#### [What is required]
Review the material line by line. Identify and copy every line that contains the string "title".

(Records from a data collection)

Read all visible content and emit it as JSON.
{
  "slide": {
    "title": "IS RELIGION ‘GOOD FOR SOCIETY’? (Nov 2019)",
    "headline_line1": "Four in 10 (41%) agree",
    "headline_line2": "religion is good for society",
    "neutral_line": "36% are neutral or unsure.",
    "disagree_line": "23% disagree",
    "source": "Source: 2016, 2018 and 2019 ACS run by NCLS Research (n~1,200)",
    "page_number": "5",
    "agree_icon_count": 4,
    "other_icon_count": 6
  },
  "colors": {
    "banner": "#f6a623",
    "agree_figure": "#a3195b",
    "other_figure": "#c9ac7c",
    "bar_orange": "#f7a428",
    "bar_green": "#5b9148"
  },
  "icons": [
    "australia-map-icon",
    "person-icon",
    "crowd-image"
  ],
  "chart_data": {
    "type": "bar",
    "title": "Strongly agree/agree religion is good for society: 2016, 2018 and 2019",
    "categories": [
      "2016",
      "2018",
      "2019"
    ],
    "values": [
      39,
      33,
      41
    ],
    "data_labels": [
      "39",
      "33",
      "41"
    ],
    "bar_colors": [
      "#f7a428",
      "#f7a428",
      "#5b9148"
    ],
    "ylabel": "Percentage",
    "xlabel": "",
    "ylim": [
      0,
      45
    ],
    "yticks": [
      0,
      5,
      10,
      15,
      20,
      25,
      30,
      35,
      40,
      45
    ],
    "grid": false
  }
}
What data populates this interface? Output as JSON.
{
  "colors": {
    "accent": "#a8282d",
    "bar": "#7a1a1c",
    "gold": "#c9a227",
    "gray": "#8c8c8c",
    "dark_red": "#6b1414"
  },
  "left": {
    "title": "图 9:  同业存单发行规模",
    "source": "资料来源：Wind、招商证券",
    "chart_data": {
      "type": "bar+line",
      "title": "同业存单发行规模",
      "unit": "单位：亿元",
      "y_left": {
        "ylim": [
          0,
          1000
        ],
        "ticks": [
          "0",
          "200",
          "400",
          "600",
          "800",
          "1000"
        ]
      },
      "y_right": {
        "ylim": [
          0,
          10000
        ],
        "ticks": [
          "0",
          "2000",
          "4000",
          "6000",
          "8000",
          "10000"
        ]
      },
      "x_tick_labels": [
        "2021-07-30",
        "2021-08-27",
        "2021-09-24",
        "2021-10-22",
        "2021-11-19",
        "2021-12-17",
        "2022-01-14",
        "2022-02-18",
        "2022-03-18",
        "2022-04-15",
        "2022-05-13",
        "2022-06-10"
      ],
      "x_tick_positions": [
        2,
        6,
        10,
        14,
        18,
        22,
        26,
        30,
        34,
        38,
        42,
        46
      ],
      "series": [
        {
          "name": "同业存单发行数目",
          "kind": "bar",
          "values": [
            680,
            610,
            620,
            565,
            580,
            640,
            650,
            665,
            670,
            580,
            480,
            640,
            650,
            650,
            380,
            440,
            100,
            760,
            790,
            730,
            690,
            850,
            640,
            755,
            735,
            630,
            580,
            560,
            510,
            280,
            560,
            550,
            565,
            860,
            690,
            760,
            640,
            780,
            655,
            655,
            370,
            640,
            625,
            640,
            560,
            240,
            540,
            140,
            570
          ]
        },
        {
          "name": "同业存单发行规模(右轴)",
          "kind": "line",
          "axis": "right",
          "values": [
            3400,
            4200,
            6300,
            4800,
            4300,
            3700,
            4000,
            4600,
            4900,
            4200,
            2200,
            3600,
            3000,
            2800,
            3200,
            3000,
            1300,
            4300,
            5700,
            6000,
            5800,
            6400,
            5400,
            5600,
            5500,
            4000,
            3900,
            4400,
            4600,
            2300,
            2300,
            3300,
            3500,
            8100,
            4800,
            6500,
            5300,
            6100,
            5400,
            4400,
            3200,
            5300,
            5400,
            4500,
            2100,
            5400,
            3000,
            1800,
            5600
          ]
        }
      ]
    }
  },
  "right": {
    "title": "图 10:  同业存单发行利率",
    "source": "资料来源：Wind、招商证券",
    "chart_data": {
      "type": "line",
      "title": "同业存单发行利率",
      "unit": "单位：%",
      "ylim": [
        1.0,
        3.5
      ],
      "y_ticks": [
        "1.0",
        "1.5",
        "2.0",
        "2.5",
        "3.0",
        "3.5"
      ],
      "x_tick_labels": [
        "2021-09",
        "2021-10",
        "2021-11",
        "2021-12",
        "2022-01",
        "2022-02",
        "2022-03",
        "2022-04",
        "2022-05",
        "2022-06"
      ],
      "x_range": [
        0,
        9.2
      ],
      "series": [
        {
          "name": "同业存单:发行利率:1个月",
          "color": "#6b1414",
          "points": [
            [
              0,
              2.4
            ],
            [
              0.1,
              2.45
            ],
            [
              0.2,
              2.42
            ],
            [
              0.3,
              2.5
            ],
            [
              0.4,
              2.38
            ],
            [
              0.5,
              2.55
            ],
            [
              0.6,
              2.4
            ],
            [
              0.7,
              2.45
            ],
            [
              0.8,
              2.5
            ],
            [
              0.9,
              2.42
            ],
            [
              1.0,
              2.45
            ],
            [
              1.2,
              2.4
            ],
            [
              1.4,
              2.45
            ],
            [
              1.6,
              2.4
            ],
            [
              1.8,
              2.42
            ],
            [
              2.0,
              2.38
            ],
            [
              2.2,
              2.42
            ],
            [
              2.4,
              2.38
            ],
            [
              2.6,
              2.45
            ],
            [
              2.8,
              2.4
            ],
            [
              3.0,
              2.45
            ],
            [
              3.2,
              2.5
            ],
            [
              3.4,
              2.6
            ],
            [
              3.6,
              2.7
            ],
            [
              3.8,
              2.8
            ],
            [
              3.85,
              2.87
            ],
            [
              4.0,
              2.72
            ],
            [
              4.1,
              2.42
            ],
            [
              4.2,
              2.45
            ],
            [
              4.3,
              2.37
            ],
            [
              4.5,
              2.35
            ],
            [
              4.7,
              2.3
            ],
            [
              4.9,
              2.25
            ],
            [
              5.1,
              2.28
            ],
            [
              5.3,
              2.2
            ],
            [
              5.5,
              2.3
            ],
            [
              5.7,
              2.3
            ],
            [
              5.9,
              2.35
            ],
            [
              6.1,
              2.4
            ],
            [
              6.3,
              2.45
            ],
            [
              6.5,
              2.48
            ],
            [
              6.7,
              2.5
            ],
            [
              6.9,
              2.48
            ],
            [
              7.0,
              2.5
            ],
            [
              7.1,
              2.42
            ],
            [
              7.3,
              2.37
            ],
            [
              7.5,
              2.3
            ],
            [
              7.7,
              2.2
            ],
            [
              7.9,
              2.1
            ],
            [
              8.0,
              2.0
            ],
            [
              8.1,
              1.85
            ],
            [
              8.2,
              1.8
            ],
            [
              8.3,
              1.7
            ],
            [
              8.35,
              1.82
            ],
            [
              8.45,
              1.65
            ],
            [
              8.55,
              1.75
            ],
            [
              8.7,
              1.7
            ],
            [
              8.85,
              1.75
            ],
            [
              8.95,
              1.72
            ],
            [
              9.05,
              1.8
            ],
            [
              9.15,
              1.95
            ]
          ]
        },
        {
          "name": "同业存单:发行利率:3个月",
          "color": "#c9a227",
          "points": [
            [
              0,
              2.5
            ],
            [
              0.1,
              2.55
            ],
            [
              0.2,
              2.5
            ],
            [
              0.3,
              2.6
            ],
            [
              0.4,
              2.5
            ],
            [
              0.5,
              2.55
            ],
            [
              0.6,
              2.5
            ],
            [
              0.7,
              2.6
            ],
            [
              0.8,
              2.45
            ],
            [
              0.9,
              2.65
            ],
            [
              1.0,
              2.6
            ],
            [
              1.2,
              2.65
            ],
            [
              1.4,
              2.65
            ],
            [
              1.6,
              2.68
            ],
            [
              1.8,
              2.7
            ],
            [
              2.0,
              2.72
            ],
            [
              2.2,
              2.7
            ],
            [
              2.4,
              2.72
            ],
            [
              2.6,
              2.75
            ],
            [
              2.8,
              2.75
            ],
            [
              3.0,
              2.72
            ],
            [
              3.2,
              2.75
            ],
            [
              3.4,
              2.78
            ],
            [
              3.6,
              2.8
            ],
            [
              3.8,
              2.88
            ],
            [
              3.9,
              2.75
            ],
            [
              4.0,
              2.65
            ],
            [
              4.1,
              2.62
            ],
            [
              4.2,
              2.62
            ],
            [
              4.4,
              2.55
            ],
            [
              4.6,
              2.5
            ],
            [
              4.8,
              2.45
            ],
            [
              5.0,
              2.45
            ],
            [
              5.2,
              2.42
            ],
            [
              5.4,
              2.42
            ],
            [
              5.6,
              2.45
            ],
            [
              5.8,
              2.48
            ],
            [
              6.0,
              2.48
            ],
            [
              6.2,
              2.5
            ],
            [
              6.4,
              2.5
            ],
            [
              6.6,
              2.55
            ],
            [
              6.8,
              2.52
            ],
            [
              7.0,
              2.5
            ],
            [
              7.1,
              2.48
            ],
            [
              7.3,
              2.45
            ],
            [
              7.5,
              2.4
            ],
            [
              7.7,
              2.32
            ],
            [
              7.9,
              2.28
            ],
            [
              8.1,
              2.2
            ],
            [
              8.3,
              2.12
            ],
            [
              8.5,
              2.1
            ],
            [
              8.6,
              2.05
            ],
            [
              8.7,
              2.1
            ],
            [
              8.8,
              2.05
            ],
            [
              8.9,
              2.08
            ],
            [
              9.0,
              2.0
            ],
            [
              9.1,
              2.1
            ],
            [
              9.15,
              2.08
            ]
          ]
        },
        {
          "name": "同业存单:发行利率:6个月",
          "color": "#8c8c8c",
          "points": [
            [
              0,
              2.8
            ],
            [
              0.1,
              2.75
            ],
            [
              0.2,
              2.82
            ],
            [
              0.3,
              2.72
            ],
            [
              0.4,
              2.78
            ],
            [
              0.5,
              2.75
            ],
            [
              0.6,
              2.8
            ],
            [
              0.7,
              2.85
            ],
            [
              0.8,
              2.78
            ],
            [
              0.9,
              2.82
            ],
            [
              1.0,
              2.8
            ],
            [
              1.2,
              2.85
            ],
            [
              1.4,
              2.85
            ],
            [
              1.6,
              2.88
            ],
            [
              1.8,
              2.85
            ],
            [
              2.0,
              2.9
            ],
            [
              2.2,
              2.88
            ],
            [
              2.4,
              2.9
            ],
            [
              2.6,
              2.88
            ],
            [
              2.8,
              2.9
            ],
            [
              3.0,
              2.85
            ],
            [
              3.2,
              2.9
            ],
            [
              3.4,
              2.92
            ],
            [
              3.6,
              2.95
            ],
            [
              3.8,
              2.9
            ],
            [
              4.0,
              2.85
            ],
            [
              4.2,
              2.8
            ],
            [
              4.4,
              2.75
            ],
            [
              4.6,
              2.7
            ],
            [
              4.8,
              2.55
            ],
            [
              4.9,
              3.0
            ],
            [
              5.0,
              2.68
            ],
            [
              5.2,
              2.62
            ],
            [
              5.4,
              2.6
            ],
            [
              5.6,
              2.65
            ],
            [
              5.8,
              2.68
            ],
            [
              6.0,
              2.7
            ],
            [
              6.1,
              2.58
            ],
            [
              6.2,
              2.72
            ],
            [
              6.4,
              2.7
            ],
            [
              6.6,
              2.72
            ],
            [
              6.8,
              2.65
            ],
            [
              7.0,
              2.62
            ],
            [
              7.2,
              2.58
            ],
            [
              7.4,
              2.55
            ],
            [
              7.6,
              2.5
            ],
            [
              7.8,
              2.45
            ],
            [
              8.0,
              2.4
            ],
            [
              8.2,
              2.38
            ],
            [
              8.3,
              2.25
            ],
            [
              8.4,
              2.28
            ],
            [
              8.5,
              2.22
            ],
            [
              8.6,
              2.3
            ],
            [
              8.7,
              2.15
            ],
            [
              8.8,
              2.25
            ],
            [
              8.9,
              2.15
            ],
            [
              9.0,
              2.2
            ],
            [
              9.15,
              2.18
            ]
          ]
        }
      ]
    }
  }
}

#### [Solution for this problem]
    "title": "IS RELIGION ‘GOOD FOR SOCIETY’? (Nov 2019)",
    "title": "Strongly agree/agree religion is good for society: 2016, 2018 and 2019",
    "title": "图 9:  同业存单发行规模",
      "title": "同业存单发行规模",
    "title": "图 10:  同业存单发行利率",
      "title": "同业存单发行利率",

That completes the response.